> Task statement: How many lines in the listing below include the word "text"? Answer with the number and nothing else.

> Given records:

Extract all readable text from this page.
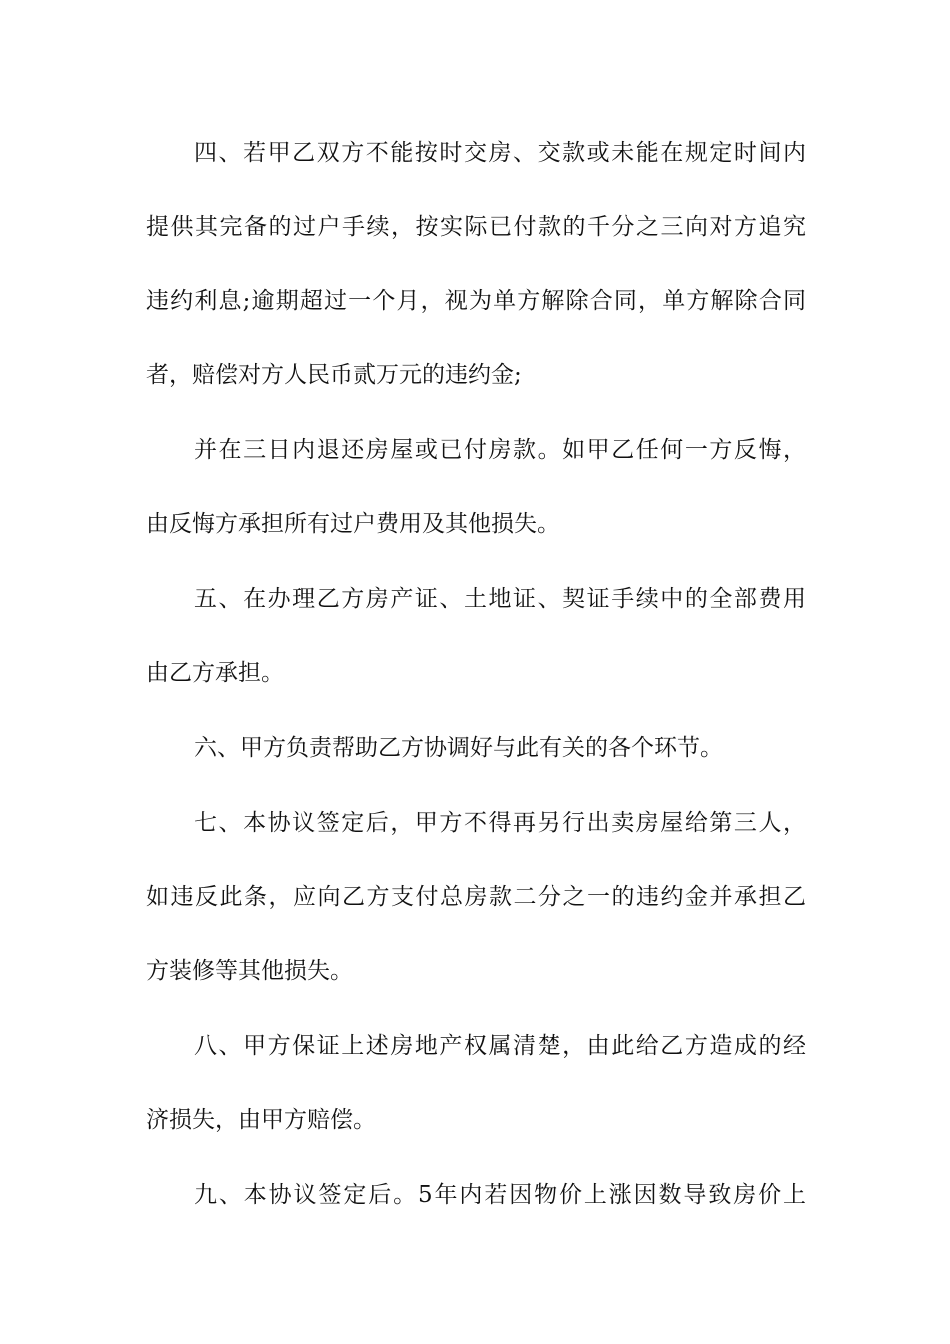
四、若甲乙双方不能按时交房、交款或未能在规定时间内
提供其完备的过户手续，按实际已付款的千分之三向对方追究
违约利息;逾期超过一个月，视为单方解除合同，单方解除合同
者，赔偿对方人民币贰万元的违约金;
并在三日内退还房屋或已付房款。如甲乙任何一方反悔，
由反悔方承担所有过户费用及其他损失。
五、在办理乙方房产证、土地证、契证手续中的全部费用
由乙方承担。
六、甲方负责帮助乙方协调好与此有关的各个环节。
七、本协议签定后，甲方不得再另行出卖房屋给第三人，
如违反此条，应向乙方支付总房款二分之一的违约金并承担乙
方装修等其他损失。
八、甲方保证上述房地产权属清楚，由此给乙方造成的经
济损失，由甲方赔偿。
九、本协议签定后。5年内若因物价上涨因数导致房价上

==

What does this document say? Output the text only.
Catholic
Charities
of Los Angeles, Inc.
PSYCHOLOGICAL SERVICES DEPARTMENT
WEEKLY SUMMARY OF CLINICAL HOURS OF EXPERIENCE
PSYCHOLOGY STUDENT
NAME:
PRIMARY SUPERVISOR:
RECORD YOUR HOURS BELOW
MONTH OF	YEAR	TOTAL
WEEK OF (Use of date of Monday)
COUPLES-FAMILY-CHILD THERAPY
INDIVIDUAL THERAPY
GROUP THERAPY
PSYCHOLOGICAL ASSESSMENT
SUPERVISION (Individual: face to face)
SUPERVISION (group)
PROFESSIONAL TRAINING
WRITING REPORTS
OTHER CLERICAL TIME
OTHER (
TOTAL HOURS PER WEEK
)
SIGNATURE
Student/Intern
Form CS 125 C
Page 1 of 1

==

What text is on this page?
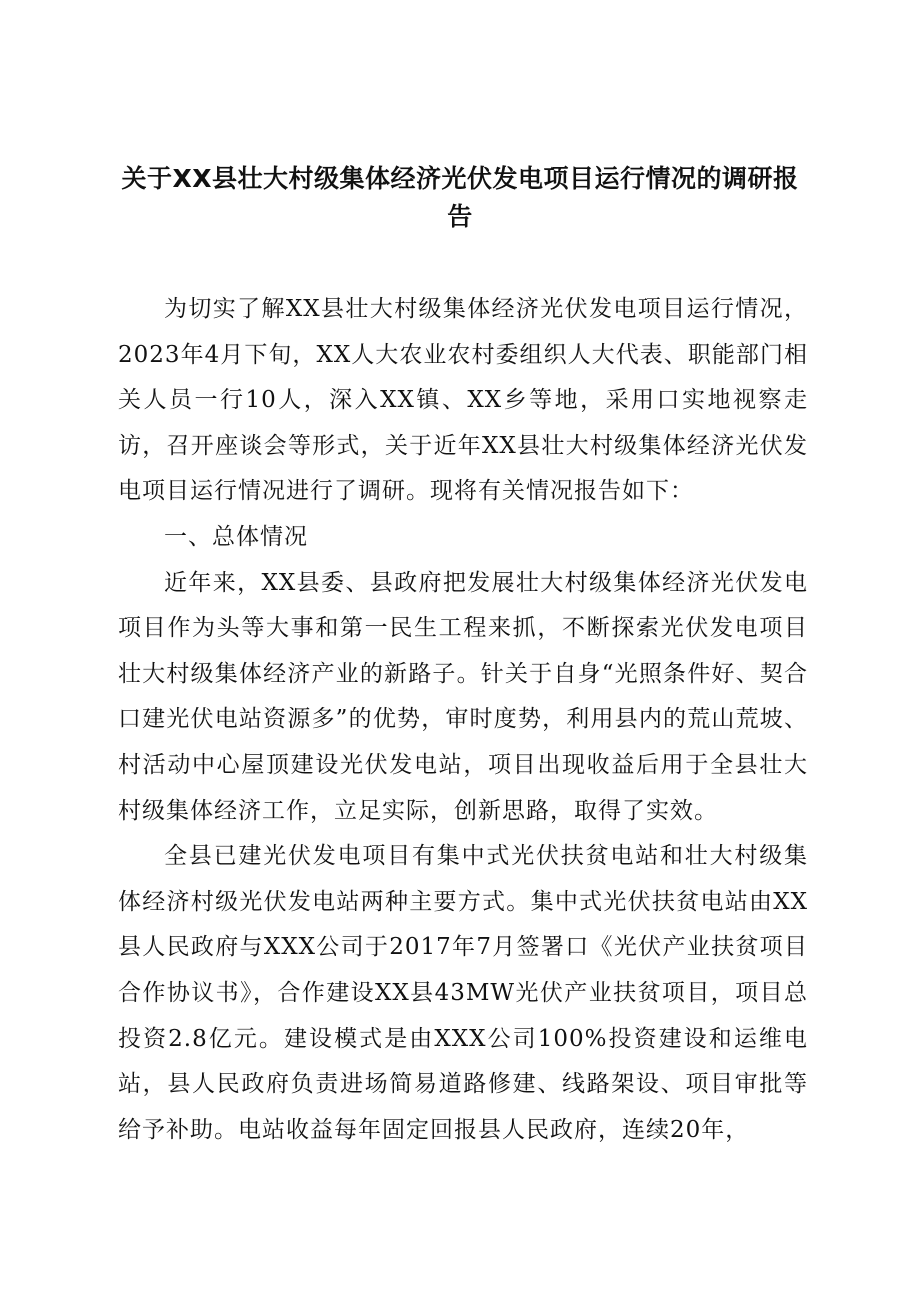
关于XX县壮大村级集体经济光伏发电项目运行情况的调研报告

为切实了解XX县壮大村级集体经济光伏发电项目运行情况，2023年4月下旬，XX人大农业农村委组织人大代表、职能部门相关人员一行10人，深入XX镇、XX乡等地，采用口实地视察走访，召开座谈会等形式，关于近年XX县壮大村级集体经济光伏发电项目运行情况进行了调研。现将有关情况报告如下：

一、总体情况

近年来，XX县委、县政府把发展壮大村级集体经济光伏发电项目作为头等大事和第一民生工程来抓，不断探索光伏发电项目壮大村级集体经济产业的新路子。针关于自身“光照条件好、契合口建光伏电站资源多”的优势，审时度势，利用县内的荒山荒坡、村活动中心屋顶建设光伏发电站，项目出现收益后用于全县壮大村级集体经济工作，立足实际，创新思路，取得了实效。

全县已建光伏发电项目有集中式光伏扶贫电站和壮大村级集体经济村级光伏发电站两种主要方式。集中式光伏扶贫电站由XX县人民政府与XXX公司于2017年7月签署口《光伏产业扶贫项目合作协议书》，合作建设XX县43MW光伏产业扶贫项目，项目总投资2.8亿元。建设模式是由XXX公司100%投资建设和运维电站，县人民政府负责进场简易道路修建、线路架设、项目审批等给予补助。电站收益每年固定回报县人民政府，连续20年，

> Task answer: 3